REQUIREMENT:
How many of these lines hold the string "Fabrika"? Answer with the number only.

DATA SECTION:

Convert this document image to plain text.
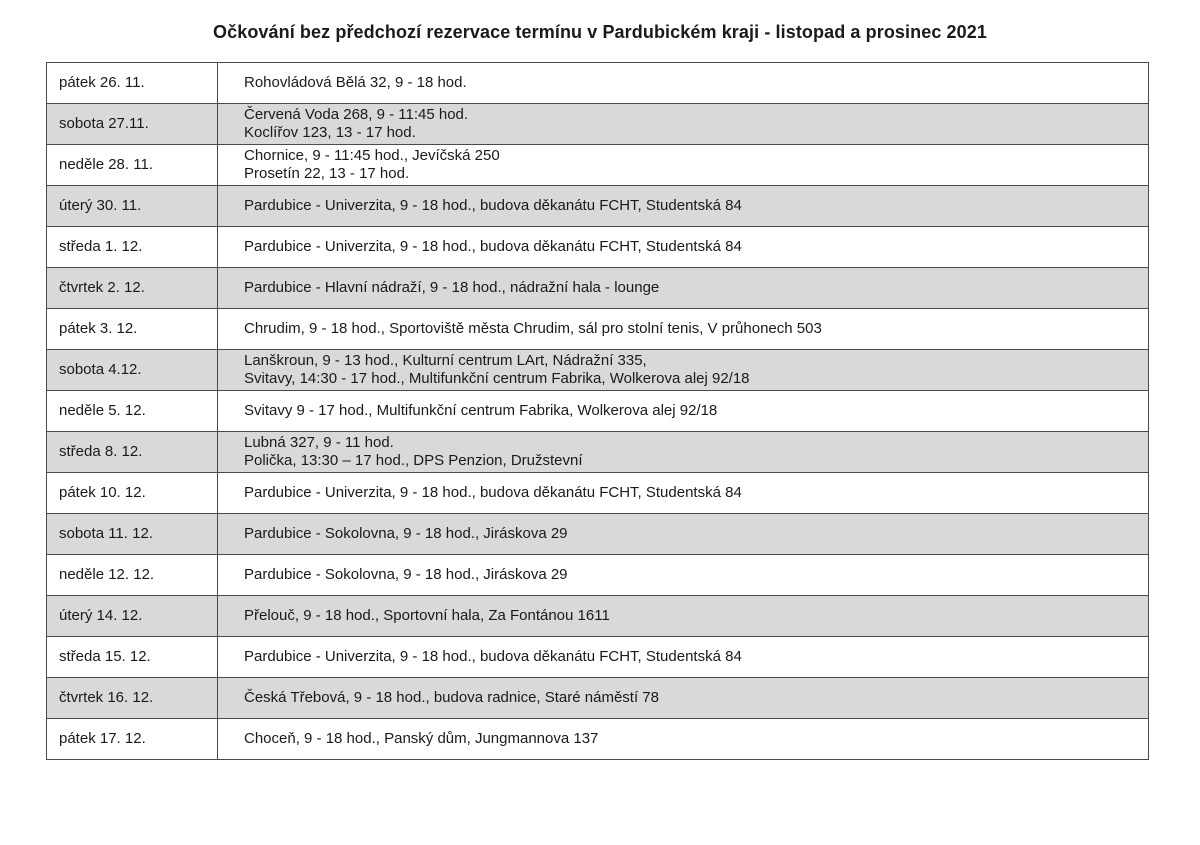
Očkování bez předchozí rezervace termínu v Pardubickém kraji - listopad a prosinec 2021
pátek 26. 11.	Rohovládová Bělá 32, 9 - 18 hod.

sobota 27.11.	Červená Voda 268, 9 - 11:45 hod.
Koclířov 123, 13 - 17 hod.

neděle 28. 11.	Chornice, 9 - 11:45 hod., Jevíčská 250
Prosetín 22, 13 - 17 hod.

úterý 30. 11.	Pardubice - Univerzita, 9 - 18 hod., budova děkanátu FCHT, Studentská 84

středa 1. 12.	Pardubice - Univerzita, 9 - 18 hod., budova děkanátu FCHT, Studentská 84

čtvrtek 2. 12.	Pardubice - Hlavní nádraží, 9 - 18 hod., nádražní hala - lounge

pátek 3. 12.	Chrudim, 9 - 18 hod., Sportoviště města Chrudim, sál pro stolní tenis, V průhonech 503

sobota 4.12.	Lanškroun, 9 - 13 hod., Kulturní centrum LArt, Nádražní 335,
Svitavy, 14:30 - 17 hod., Multifunkční centrum Fabrika, Wolkerova alej 92/18

neděle 5. 12.	Svitavy 9 - 17 hod., Multifunkční centrum Fabrika, Wolkerova alej 92/18

středa 8. 12.	Lubná 327, 9 - 11 hod.
Polička, 13:30 – 17 hod., DPS Penzion, Družstevní

pátek 10. 12.	Pardubice - Univerzita, 9 - 18 hod., budova děkanátu FCHT, Studentská 84

sobota 11. 12.	Pardubice - Sokolovna, 9 - 18 hod., Jiráskova 29

neděle 12. 12.	Pardubice - Sokolovna, 9 - 18 hod., Jiráskova 29

úterý 14. 12.	Přelouč, 9 - 18 hod., Sportovní hala, Za Fontánou 1611

středa 15. 12.	Pardubice - Univerzita, 9 - 18 hod., budova děkanátu FCHT, Studentská 84

čtvrtek 16. 12.	Česká Třebová, 9 - 18 hod., budova radnice, Staré náměstí 78

pátek 17. 12.	Choceň, 9 - 18 hod., Panský dům, Jungmannova 137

ANSWER:
2